§ **To do**: Output every entry exactly as written.

[Extracted data entries]
▬▬▬▬▬▬
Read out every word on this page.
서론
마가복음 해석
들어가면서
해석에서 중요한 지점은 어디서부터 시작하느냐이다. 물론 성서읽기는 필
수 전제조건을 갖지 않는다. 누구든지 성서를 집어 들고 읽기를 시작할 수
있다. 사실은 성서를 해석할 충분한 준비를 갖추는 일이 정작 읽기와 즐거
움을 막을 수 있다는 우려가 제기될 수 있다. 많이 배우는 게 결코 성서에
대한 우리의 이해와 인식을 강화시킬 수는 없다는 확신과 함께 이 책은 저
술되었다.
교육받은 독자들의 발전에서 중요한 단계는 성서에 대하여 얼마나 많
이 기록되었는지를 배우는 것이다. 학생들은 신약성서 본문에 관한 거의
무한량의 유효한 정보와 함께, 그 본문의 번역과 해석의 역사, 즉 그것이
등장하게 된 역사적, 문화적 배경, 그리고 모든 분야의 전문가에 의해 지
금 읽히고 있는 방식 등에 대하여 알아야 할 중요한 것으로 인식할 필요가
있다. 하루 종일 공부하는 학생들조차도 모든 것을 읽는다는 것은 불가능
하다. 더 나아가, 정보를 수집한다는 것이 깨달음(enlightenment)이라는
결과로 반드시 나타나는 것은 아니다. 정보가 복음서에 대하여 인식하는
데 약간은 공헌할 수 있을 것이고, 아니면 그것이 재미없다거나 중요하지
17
▬▬▬▬▬▬
§ **Task output**:
Read out every word on this page.
서론
마가복음 해석
들어가면서
해석에서 중요한 지점은 어디서부터 시작하느냐이다. 물론 성서읽기는 필
수 전제조건을 갖지 않는다. 누구든지 성서를 집어 들고 읽기를 시작할 수
있다. 사실은 성서를 해석할 충분한 준비를 갖추는 일이 정작 읽기와 즐거
움을 막을 수 있다는 우려가 제기될 수 있다. 많이 배우는 게 결코 성서에
대한 우리의 이해와 인식을 강화시킬 수는 없다는 확신과 함께 이 책은 저
술되었다.
교육받은 독자들의 발전에서 중요한 단계는 성서에 대하여 얼마나 많
이 기록되었는지를 배우는 것이다. 학생들은 신약성서 본문에 관한 거의
무한량의 유효한 정보와 함께, 그 본문의 번역과 해석의 역사, 즉 그것이
등장하게 된 역사적, 문화적 배경, 그리고 모든 분야의 전문가에 의해 지
금 읽히고 있는 방식 등에 대하여 알아야 할 중요한 것으로 인식할 필요가
있다. 하루 종일 공부하는 학생들조차도 모든 것을 읽는다는 것은 불가능
하다. 더 나아가, 정보를 수집한다는 것이 깨달음(enlightenment)이라는
결과로 반드시 나타나는 것은 아니다. 정보가 복음서에 대하여 인식하는
데 약간은 공헌할 수 있을 것이고, 아니면 그것이 재미없다거나 중요하지
17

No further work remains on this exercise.